▶ [Your goal]
In the thread about the first hollow vase, what kind of wood was the vase turned from?
##### Text shown
# First Hollow Vase



## JS Fog (Sep 4, 2012)

I got a new hollowing bar and gave it a try on the piece of Mesquite.


----------



## speckle-catcher (May 20, 2004)

first hollow form and you did it end grain?

you set yourself up for a challenge, didn't you?

looks good. what size is it?


----------



## ronbeaux (Mar 25, 2006)

Very nice! That is on my list


----------



## bill (May 21, 2004)

Looks very nice, love the grain


----------



## Slip (Jul 25, 2006)

Very nice job! Congrats


----------



## JS Fog (Sep 4, 2012)

About 5" tall.


----------



## lady linda (Nov 25, 2008)

John, well done ! I know that Mary is going to enjoy this piece. Nice job with the picture, too.


----------



## Viking48 (Jan 24, 2006)

Good job.


----------



## bill (May 21, 2004)

Been thinking of your vase and wondering what it would like after it drank up some minwax oil, bet it would pop!


----------



## JS Fog (Sep 4, 2012)

Still working on the finish. Just put a little oil on it, and still not sure what to use next.


----------



## Law Dog (Jul 27, 2010)

Looks great!


----------



## fishingcacher (Mar 29, 2008)

Very nice.


----------
##########
##### Provided information
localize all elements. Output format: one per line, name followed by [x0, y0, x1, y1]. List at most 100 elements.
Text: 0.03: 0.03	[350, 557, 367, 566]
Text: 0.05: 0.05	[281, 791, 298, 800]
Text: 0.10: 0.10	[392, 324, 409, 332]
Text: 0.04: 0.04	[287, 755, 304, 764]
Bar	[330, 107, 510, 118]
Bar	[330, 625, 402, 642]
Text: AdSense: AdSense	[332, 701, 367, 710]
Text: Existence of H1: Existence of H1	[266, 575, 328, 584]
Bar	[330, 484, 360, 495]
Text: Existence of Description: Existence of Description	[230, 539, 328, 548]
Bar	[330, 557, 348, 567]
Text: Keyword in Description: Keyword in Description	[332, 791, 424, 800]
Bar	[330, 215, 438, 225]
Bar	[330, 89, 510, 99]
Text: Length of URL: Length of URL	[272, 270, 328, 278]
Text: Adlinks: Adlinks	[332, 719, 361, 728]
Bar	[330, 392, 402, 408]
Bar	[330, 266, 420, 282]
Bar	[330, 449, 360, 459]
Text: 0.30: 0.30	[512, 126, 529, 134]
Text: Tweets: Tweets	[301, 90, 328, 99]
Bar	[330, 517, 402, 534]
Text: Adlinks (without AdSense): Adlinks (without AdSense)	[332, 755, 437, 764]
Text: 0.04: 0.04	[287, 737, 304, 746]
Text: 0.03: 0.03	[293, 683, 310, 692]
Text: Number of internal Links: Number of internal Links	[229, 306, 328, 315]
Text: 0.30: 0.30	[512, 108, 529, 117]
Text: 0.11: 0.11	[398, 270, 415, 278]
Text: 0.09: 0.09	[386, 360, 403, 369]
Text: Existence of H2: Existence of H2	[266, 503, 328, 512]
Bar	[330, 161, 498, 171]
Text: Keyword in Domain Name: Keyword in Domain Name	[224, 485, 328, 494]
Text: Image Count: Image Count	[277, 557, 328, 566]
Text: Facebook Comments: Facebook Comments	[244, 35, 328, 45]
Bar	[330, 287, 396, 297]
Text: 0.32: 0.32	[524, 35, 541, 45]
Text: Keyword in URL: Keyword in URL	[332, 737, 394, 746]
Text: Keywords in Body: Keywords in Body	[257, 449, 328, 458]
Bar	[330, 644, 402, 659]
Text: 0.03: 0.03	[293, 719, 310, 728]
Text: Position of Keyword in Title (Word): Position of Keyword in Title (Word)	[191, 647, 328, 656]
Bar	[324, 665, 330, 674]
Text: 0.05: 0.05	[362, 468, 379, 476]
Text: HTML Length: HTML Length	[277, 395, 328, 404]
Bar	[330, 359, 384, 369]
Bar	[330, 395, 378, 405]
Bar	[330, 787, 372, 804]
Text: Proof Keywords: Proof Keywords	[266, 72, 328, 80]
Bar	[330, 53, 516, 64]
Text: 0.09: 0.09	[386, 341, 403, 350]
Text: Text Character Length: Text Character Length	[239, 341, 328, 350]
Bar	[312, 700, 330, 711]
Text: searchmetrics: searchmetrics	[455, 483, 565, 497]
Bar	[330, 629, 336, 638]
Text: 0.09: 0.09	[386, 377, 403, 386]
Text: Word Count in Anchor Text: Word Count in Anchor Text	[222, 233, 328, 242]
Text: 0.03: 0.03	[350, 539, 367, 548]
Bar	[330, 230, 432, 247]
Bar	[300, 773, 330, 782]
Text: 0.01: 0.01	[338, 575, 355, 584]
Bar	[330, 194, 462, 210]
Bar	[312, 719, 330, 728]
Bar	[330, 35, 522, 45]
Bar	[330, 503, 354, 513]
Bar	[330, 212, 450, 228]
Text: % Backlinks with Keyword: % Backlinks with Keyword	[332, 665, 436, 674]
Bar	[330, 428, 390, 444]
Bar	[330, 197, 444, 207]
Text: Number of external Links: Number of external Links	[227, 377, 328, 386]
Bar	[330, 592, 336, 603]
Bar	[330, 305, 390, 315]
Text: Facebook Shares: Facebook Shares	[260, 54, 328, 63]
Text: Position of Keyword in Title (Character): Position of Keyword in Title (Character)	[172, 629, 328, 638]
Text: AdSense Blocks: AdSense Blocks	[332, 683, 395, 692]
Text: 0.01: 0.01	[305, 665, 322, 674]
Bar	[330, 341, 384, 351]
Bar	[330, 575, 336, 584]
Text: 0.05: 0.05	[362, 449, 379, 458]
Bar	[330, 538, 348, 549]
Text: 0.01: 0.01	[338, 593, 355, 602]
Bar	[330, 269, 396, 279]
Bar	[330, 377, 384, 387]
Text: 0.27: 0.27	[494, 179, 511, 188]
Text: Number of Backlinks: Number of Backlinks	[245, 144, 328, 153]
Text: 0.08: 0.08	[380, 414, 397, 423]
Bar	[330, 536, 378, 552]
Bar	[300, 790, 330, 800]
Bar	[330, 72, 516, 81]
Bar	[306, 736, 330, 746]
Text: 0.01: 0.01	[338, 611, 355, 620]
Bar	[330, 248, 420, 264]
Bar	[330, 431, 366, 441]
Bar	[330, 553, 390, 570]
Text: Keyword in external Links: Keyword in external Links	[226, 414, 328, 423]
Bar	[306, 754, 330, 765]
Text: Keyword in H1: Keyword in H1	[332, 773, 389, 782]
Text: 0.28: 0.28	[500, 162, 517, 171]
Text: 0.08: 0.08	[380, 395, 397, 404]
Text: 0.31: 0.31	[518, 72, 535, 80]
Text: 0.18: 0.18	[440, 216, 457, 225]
##########
▶ [Exercise answer]
Mesquite